Data shown:
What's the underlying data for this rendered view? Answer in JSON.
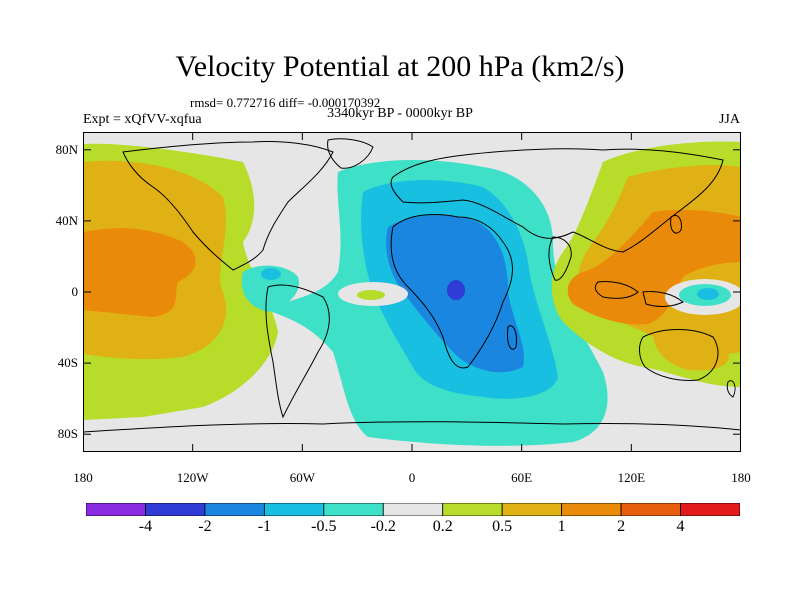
{
  "title": "Velocity Potential at 200 hPa (km2/s)",
  "stats": "rmsd= 0.772716 diff= -0.000170392",
  "experiment": "Expt = xQfVV-xqfua",
  "period": "3340kyr BP - 0000kyr BP",
  "season": "JJA",
  "axes": {
    "y_ticks": [
      {
        "label": "80N",
        "value": 80
      },
      {
        "label": "40N",
        "value": 40
      },
      {
        "label": "0",
        "value": 0
      },
      {
        "label": "40S",
        "value": -40
      },
      {
        "label": "80S",
        "value": -80
      }
    ],
    "x_ticks": [
      {
        "label": "180",
        "value": -180
      },
      {
        "label": "120W",
        "value": -120
      },
      {
        "label": "60W",
        "value": -60
      },
      {
        "label": "0",
        "value": 0
      },
      {
        "label": "60E",
        "value": 60
      },
      {
        "label": "120E",
        "value": 120
      },
      {
        "label": "180",
        "value": 180
      }
    ],
    "lon_range": [
      -180,
      180
    ],
    "lat_range": [
      -90,
      90
    ]
  },
  "colorbar": {
    "colors": [
      "#8a2be2",
      "#2f3dd6",
      "#1a86e0",
      "#19bfe0",
      "#3fe0c8",
      "#e6e6e6",
      "#b7dc2a",
      "#e0b114",
      "#ea8a0a",
      "#e8600f",
      "#e31a1c"
    ],
    "labels": [
      "-4",
      "-2",
      "-1",
      "-0.5",
      "-0.2",
      "0.2",
      "0.5",
      "1",
      "2",
      "4"
    ]
  },
  "colors": {
    "neutral": "#e6e6e6",
    "pos1": "#b7dc2a",
    "pos2": "#e0b114",
    "pos3": "#ea8a0a",
    "neg1": "#3fe0c8",
    "neg2": "#19bfe0",
    "neg3": "#1a86e0",
    "neg4": "#2f3dd6",
    "coast": "#000000"
  }
}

To do:
In the entries above, find each line with the string "value" and copy it.

Output for this task:
        "value": 80
        "value": 40
        "value": 0
        "value": -40
        "value": -80
        "value": -180
        "value": -120
        "value": -60
        "value": 0
        "value": 60
        "value": 120
        "value": 180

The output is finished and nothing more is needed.